## WHAT YOU WILL DO
Copy all the material that follows, keeping every character the same.

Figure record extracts
## Begin
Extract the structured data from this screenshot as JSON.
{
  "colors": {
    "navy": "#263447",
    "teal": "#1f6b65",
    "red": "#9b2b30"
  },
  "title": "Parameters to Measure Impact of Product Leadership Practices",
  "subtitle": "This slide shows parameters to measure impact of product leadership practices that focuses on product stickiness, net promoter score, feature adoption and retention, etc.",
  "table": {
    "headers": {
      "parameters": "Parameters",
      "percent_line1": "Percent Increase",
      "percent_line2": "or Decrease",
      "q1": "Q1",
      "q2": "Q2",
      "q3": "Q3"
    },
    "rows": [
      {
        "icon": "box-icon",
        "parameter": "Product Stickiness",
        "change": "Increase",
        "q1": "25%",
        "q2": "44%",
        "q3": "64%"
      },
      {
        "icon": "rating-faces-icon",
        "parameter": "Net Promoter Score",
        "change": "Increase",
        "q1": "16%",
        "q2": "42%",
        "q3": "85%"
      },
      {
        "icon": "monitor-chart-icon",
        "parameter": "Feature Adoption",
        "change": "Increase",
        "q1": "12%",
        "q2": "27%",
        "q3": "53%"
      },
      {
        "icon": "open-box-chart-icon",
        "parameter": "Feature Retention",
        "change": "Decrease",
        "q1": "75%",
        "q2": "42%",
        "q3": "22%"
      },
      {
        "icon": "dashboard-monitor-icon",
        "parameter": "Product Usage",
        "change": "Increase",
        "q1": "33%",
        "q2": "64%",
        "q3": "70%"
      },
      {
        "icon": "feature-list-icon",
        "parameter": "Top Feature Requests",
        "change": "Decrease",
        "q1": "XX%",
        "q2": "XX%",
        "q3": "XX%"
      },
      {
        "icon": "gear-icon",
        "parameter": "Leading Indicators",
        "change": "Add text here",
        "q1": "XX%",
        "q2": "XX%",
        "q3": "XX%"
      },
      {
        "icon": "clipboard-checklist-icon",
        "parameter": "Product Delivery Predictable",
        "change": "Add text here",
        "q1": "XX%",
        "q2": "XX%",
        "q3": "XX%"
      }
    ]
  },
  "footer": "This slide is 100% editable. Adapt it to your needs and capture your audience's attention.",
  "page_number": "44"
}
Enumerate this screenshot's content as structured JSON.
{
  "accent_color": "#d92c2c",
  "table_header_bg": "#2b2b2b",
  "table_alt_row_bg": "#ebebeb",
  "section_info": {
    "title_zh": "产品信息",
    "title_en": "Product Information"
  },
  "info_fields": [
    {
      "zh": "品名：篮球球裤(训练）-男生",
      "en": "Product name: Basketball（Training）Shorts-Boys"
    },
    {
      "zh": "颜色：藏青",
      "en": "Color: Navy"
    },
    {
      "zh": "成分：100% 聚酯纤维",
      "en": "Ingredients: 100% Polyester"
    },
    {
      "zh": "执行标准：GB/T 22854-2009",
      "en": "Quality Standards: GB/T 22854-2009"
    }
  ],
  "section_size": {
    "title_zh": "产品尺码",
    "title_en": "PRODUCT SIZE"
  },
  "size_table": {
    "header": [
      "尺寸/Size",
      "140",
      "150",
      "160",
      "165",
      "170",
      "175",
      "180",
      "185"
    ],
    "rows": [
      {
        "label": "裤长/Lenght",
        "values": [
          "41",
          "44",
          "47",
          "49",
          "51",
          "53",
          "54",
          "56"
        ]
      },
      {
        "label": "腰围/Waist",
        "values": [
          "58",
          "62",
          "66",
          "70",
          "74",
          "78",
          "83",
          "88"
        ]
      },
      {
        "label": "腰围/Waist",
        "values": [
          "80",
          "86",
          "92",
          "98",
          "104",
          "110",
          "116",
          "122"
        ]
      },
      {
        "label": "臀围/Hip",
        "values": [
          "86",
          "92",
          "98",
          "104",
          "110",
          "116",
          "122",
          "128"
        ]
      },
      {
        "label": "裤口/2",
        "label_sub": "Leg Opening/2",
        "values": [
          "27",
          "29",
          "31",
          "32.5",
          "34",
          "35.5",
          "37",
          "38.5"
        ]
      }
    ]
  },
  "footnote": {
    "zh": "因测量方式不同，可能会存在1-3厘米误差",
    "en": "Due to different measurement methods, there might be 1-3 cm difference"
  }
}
## End
## RESULT OF THIS TASK
Extract the structured data from this screenshot as JSON.
{
  "colors": {
    "navy": "#263447",
    "teal": "#1f6b65",
    "red": "#9b2b30"
  },
  "title": "Parameters to Measure Impact of Product Leadership Practices",
  "subtitle": "This slide shows parameters to measure impact of product leadership practices that focuses on product stickiness, net promoter score, feature adoption and retention, etc.",
  "table": {
    "headers": {
      "parameters": "Parameters",
      "percent_line1": "Percent Increase",
      "percent_line2": "or Decrease",
      "q1": "Q1",
      "q2": "Q2",
      "q3": "Q3"
    },
    "rows": [
      {
        "icon": "box-icon",
        "parameter": "Product Stickiness",
        "change": "Increase",
        "q1": "25%",
        "q2": "44%",
        "q3": "64%"
      },
      {
        "icon": "rating-faces-icon",
        "parameter": "Net Promoter Score",
        "change": "Increase",
        "q1": "16%",
        "q2": "42%",
        "q3": "85%"
      },
      {
        "icon": "monitor-chart-icon",
        "parameter": "Feature Adoption",
        "change": "Increase",
        "q1": "12%",
        "q2": "27%",
        "q3": "53%"
      },
      {
        "icon": "open-box-chart-icon",
        "parameter": "Feature Retention",
        "change": "Decrease",
        "q1": "75%",
        "q2": "42%",
        "q3": "22%"
      },
      {
        "icon": "dashboard-monitor-icon",
        "parameter": "Product Usage",
        "change": "Increase",
        "q1": "33%",
        "q2": "64%",
        "q3": "70%"
      },
      {
        "icon": "feature-list-icon",
        "parameter": "Top Feature Requests",
        "change": "Decrease",
        "q1": "XX%",
        "q2": "XX%",
        "q3": "XX%"
      },
      {
        "icon": "gear-icon",
        "parameter": "Leading Indicators",
        "change": "Add text here",
        "q1": "XX%",
        "q2": "XX%",
        "q3": "XX%"
      },
      {
        "icon": "clipboard-checklist-icon",
        "parameter": "Product Delivery Predictable",
        "change": "Add text here",
        "q1": "XX%",
        "q2": "XX%",
        "q3": "XX%"
      }
    ]
  },
  "footer": "This slide is 100% editable. Adapt it to your needs and capture your audience's attention.",
  "page_number": "44"
}
Enumerate this screenshot's content as structured JSON.
{
  "accent_color": "#d92c2c",
  "table_header_bg": "#2b2b2b",
  "table_alt_row_bg": "#ebebeb",
  "section_info": {
    "title_zh": "产品信息",
    "title_en": "Product Information"
  },
  "info_fields": [
    {
      "zh": "品名：篮球球裤(训练）-男生",
      "en": "Product name: Basketball（Training）Shorts-Boys"
    },
    {
      "zh": "颜色：藏青",
      "en": "Color: Navy"
    },
    {
      "zh": "成分：100% 聚酯纤维",
      "en": "Ingredients: 100% Polyester"
    },
    {
      "zh": "执行标准：GB/T 22854-2009",
      "en": "Quality Standards: GB/T 22854-2009"
    }
  ],
  "section_size": {
    "title_zh": "产品尺码",
    "title_en": "PRODUCT SIZE"
  },
  "size_table": {
    "header": [
      "尺寸/Size",
      "140",
      "150",
      "160",
      "165",
      "170",
      "175",
      "180",
      "185"
    ],
    "rows": [
      {
        "label": "裤长/Lenght",
        "values": [
          "41",
          "44",
          "47",
          "49",
          "51",
          "53",
          "54",
          "56"
        ]
      },
      {
        "label": "腰围/Waist",
        "values": [
          "58",
          "62",
          "66",
          "70",
          "74",
          "78",
          "83",
          "88"
        ]
      },
      {
        "label": "腰围/Waist",
        "values": [
          "80",
          "86",
          "92",
          "98",
          "104",
          "110",
          "116",
          "122"
        ]
      },
      {
        "label": "臀围/Hip",
        "values": [
          "86",
          "92",
          "98",
          "104",
          "110",
          "116",
          "122",
          "128"
        ]
      },
      {
        "label": "裤口/2",
        "label_sub": "Leg Opening/2",
        "values": [
          "27",
          "29",
          "31",
          "32.5",
          "34",
          "35.5",
          "37",
          "38.5"
        ]
      }
    ]
  },
  "footnote": {
    "zh": "因测量方式不同，可能会存在1-3厘米误差",
    "en": "Due to different measurement methods, there might be 1-3 cm difference"
  }
}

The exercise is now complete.